### THE EXERCISE
Transcribe all of the records word for word, but omit the pictures.

** Begin EXERCISE DATA **

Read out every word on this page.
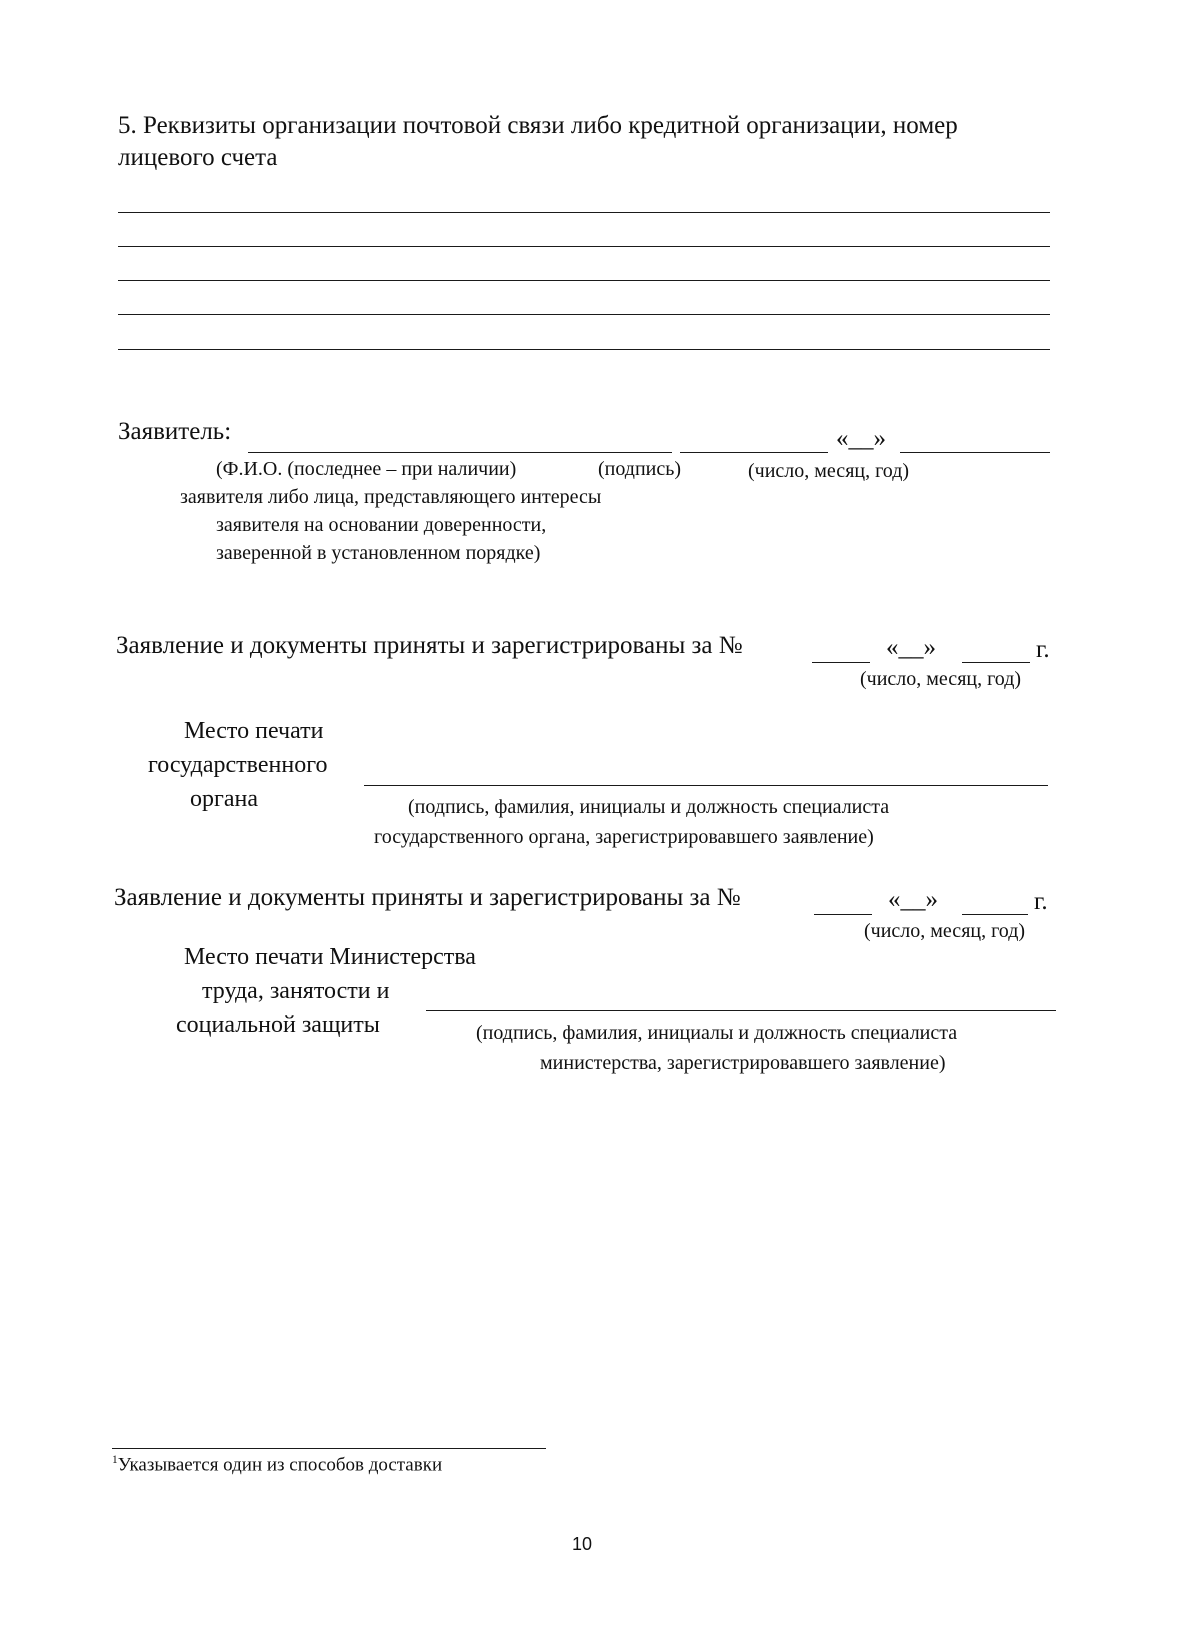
5. Реквизиты организации почтовой связи либо кредитной организации, номер
лицевого счета
Заявитель:	«__»
(Ф.И.О. (последнее – при наличии)	(подпись)	(число, месяц, год)
заявителя либо лица, представляющего интересы
заявителя на основании доверенности,
заверенной в установленном порядке)
Заявление и документы приняты и зарегистрированы за №	«__»	г.
(число, месяц, год)
Место печати
государственного
органа	(подпись, фамилия, инициалы и должность специалиста
государственного органа, зарегистрировавшего заявление)
Заявление и документы приняты и зарегистрированы за №	«__»	г.
(число, месяц, год)
Место печати Министерства
труда, занятости и
социальной защиты	(подпись, фамилия, инициалы и должность специалиста
министерства, зарегистрировавшего заявление)
$^1$Указывается один из способов доставки
10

** End EXERCISE DATA **

### COMPLETE ANSWER
Read out every word on this page.
5. Реквизиты организации почтовой связи либо кредитной организации, номер
лицевого счета
Заявитель:	«__»
(Ф.И.О. (последнее – при наличии)	(подпись)	(число, месяц, год)
заявителя либо лица, представляющего интересы
заявителя на основании доверенности,
заверенной в установленном порядке)
Заявление и документы приняты и зарегистрированы за №	«__»	г.
(число, месяц, год)
Место печати
государственного
органа	(подпись, фамилия, инициалы и должность специалиста
государственного органа, зарегистрировавшего заявление)
Заявление и документы приняты и зарегистрированы за №	«__»	г.
(число, месяц, год)
Место печати Министерства
труда, занятости и
социальной защиты	(подпись, фамилия, инициалы и должность специалиста
министерства, зарегистрировавшего заявление)
$^1$Указывается один из способов доставки
10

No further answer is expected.